• _RECORDS FOR THIS EXERCISE_:
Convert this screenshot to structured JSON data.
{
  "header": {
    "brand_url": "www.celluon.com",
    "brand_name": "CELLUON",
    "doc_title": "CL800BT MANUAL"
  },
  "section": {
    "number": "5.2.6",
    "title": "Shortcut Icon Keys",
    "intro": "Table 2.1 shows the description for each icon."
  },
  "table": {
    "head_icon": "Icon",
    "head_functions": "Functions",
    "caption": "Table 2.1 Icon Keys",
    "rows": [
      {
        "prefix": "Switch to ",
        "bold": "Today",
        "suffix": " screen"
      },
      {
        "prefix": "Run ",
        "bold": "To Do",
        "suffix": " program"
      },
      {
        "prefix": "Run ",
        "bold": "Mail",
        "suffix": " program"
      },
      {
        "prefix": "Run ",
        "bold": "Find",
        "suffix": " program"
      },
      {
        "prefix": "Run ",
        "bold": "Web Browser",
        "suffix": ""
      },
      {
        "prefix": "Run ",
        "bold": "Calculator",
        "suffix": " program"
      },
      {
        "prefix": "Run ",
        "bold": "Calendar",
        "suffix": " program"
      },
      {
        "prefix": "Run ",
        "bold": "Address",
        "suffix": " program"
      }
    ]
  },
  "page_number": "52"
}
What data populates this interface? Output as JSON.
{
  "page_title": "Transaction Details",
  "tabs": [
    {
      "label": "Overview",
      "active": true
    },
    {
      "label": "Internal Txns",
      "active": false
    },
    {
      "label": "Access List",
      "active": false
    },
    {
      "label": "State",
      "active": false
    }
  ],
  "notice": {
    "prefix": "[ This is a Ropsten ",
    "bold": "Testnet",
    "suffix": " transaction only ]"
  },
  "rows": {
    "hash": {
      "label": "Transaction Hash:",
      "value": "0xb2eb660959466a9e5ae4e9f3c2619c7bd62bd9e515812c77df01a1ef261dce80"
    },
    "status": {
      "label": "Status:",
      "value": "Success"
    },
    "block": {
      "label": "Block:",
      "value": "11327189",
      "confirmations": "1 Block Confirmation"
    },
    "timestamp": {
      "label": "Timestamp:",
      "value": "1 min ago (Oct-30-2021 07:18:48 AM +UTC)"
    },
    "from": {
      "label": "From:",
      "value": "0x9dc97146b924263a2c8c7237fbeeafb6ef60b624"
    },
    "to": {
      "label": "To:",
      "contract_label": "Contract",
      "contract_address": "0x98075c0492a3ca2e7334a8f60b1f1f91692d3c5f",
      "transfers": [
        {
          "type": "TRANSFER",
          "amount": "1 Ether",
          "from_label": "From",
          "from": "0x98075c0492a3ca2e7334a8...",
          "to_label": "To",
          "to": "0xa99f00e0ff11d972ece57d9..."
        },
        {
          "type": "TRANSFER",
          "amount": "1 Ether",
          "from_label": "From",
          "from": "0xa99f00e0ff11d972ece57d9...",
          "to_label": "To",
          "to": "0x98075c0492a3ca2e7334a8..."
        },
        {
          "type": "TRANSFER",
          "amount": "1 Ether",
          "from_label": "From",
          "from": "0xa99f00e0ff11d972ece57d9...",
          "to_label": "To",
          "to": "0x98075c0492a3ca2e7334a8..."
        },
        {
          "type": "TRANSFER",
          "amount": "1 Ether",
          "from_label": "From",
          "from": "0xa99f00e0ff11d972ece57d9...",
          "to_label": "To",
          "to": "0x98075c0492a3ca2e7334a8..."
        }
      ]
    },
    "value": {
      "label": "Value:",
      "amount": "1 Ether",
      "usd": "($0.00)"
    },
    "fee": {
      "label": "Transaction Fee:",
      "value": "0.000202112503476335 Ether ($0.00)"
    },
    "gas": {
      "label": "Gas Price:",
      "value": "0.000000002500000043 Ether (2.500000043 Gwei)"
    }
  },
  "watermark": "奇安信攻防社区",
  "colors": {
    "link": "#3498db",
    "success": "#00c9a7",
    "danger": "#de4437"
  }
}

• _PROBLEM DESCRIPTION_: Above are the records; retype every one exactly.

• _SOLUTION_:
Convert this screenshot to structured JSON data.
{
  "header": {
    "brand_url": "www.celluon.com",
    "brand_name": "CELLUON",
    "doc_title": "CL800BT MANUAL"
  },
  "section": {
    "number": "5.2.6",
    "title": "Shortcut Icon Keys",
    "intro": "Table 2.1 shows the description for each icon."
  },
  "table": {
    "head_icon": "Icon",
    "head_functions": "Functions",
    "caption": "Table 2.1 Icon Keys",
    "rows": [
      {
        "prefix": "Switch to ",
        "bold": "Today",
        "suffix": " screen"
      },
      {
        "prefix": "Run ",
        "bold": "To Do",
        "suffix": " program"
      },
      {
        "prefix": "Run ",
        "bold": "Mail",
        "suffix": " program"
      },
      {
        "prefix": "Run ",
        "bold": "Find",
        "suffix": " program"
      },
      {
        "prefix": "Run ",
        "bold": "Web Browser",
        "suffix": ""
      },
      {
        "prefix": "Run ",
        "bold": "Calculator",
        "suffix": " program"
      },
      {
        "prefix": "Run ",
        "bold": "Calendar",
        "suffix": " program"
      },
      {
        "prefix": "Run ",
        "bold": "Address",
        "suffix": " program"
      }
    ]
  },
  "page_number": "52"
}
What data populates this interface? Output as JSON.
{
  "page_title": "Transaction Details",
  "tabs": [
    {
      "label": "Overview",
      "active": true
    },
    {
      "label": "Internal Txns",
      "active": false
    },
    {
      "label": "Access List",
      "active": false
    },
    {
      "label": "State",
      "active": false
    }
  ],
  "notice": {
    "prefix": "[ This is a Ropsten ",
    "bold": "Testnet",
    "suffix": " transaction only ]"
  },
  "rows": {
    "hash": {
      "label": "Transaction Hash:",
      "value": "0xb2eb660959466a9e5ae4e9f3c2619c7bd62bd9e515812c77df01a1ef261dce80"
    },
    "status": {
      "label": "Status:",
      "value": "Success"
    },
    "block": {
      "label": "Block:",
      "value": "11327189",
      "confirmations": "1 Block Confirmation"
    },
    "timestamp": {
      "label": "Timestamp:",
      "value": "1 min ago (Oct-30-2021 07:18:48 AM +UTC)"
    },
    "from": {
      "label": "From:",
      "value": "0x9dc97146b924263a2c8c7237fbeeafb6ef60b624"
    },
    "to": {
      "label": "To:",
      "contract_label": "Contract",
      "contract_address": "0x98075c0492a3ca2e7334a8f60b1f1f91692d3c5f",
      "transfers": [
        {
          "type": "TRANSFER",
          "amount": "1 Ether",
          "from_label": "From",
          "from": "0x98075c0492a3ca2e7334a8...",
          "to_label": "To",
          "to": "0xa99f00e0ff11d972ece57d9..."
        },
        {
          "type": "TRANSFER",
          "amount": "1 Ether",
          "from_label": "From",
          "from": "0xa99f00e0ff11d972ece57d9...",
          "to_label": "To",
          "to": "0x98075c0492a3ca2e7334a8..."
        },
        {
          "type": "TRANSFER",
          "amount": "1 Ether",
          "from_label": "From",
          "from": "0xa99f00e0ff11d972ece57d9...",
          "to_label": "To",
          "to": "0x98075c0492a3ca2e7334a8..."
        },
        {
          "type": "TRANSFER",
          "amount": "1 Ether",
          "from_label": "From",
          "from": "0xa99f00e0ff11d972ece57d9...",
          "to_label": "To",
          "to": "0x98075c0492a3ca2e7334a8..."
        }
      ]
    },
    "value": {
      "label": "Value:",
      "amount": "1 Ether",
      "usd": "($0.00)"
    },
    "fee": {
      "label": "Transaction Fee:",
      "value": "0.000202112503476335 Ether ($0.00)"
    },
    "gas": {
      "label": "Gas Price:",
      "value": "0.000000002500000043 Ether (2.500000043 Gwei)"
    }
  },
  "watermark": "奇安信攻防社区",
  "colors": {
    "link": "#3498db",
    "success": "#00c9a7",
    "danger": "#de4437"
  }
}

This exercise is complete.